- [Work to be completed]
Reproduce all of the records exactly.

* start Information given *

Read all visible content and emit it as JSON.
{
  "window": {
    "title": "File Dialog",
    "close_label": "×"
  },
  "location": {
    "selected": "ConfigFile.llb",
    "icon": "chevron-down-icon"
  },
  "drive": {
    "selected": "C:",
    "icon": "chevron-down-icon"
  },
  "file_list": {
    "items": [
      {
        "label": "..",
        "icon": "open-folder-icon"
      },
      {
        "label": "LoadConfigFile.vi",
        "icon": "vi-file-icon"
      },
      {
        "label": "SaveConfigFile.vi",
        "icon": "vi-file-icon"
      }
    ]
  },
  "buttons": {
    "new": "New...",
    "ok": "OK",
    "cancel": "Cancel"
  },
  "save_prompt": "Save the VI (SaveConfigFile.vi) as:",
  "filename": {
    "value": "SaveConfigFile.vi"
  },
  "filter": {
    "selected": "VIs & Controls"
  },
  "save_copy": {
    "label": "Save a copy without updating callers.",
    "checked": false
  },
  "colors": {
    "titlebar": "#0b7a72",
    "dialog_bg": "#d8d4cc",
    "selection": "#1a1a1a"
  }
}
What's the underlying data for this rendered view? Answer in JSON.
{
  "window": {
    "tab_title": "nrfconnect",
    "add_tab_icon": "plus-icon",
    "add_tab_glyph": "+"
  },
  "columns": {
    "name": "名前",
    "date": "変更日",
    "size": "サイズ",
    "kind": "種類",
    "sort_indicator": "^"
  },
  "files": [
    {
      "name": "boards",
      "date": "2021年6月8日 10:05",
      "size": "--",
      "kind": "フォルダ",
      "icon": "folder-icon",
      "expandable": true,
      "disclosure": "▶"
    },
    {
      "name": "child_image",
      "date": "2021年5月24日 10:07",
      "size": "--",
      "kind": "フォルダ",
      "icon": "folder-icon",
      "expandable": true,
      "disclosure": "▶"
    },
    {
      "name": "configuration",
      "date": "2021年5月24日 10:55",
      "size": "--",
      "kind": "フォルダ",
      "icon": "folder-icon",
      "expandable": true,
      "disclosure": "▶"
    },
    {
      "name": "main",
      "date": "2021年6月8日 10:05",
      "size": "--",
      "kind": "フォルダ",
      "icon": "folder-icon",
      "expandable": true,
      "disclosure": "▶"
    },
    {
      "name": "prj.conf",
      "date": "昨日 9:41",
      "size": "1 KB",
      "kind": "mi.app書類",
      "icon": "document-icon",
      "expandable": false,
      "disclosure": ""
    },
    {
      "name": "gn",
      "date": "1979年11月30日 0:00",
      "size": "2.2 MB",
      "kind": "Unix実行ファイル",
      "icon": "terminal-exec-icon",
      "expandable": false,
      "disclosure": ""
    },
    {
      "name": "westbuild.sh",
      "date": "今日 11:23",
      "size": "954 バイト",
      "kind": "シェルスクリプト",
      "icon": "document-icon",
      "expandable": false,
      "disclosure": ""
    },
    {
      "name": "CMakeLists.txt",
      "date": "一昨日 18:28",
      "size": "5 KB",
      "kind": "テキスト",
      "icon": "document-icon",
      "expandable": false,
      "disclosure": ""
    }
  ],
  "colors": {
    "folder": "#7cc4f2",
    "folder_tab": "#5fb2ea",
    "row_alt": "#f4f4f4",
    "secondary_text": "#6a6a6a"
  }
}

* end Information given *

- [Expected answer]
Read all visible content and emit it as JSON.
{
  "window": {
    "title": "File Dialog",
    "close_label": "×"
  },
  "location": {
    "selected": "ConfigFile.llb",
    "icon": "chevron-down-icon"
  },
  "drive": {
    "selected": "C:",
    "icon": "chevron-down-icon"
  },
  "file_list": {
    "items": [
      {
        "label": "..",
        "icon": "open-folder-icon"
      },
      {
        "label": "LoadConfigFile.vi",
        "icon": "vi-file-icon"
      },
      {
        "label": "SaveConfigFile.vi",
        "icon": "vi-file-icon"
      }
    ]
  },
  "buttons": {
    "new": "New...",
    "ok": "OK",
    "cancel": "Cancel"
  },
  "save_prompt": "Save the VI (SaveConfigFile.vi) as:",
  "filename": {
    "value": "SaveConfigFile.vi"
  },
  "filter": {
    "selected": "VIs & Controls"
  },
  "save_copy": {
    "label": "Save a copy without updating callers.",
    "checked": false
  },
  "colors": {
    "titlebar": "#0b7a72",
    "dialog_bg": "#d8d4cc",
    "selection": "#1a1a1a"
  }
}
What's the underlying data for this rendered view? Answer in JSON.
{
  "window": {
    "tab_title": "nrfconnect",
    "add_tab_icon": "plus-icon",
    "add_tab_glyph": "+"
  },
  "columns": {
    "name": "名前",
    "date": "変更日",
    "size": "サイズ",
    "kind": "種類",
    "sort_indicator": "^"
  },
  "files": [
    {
      "name": "boards",
      "date": "2021年6月8日 10:05",
      "size": "--",
      "kind": "フォルダ",
      "icon": "folder-icon",
      "expandable": true,
      "disclosure": "▶"
    },
    {
      "name": "child_image",
      "date": "2021年5月24日 10:07",
      "size": "--",
      "kind": "フォルダ",
      "icon": "folder-icon",
      "expandable": true,
      "disclosure": "▶"
    },
    {
      "name": "configuration",
      "date": "2021年5月24日 10:55",
      "size": "--",
      "kind": "フォルダ",
      "icon": "folder-icon",
      "expandable": true,
      "disclosure": "▶"
    },
    {
      "name": "main",
      "date": "2021年6月8日 10:05",
      "size": "--",
      "kind": "フォルダ",
      "icon": "folder-icon",
      "expandable": true,
      "disclosure": "▶"
    },
    {
      "name": "prj.conf",
      "date": "昨日 9:41",
      "size": "1 KB",
      "kind": "mi.app書類",
      "icon": "document-icon",
      "expandable": false,
      "disclosure": ""
    },
    {
      "name": "gn",
      "date": "1979年11月30日 0:00",
      "size": "2.2 MB",
      "kind": "Unix実行ファイル",
      "icon": "terminal-exec-icon",
      "expandable": false,
      "disclosure": ""
    },
    {
      "name": "westbuild.sh",
      "date": "今日 11:23",
      "size": "954 バイト",
      "kind": "シェルスクリプト",
      "icon": "document-icon",
      "expandable": false,
      "disclosure": ""
    },
    {
      "name": "CMakeLists.txt",
      "date": "一昨日 18:28",
      "size": "5 KB",
      "kind": "テキスト",
      "icon": "document-icon",
      "expandable": false,
      "disclosure": ""
    }
  ],
  "colors": {
    "folder": "#7cc4f2",
    "folder_tab": "#5fb2ea",
    "row_alt": "#f4f4f4",
    "secondary_text": "#6a6a6a"
  }
}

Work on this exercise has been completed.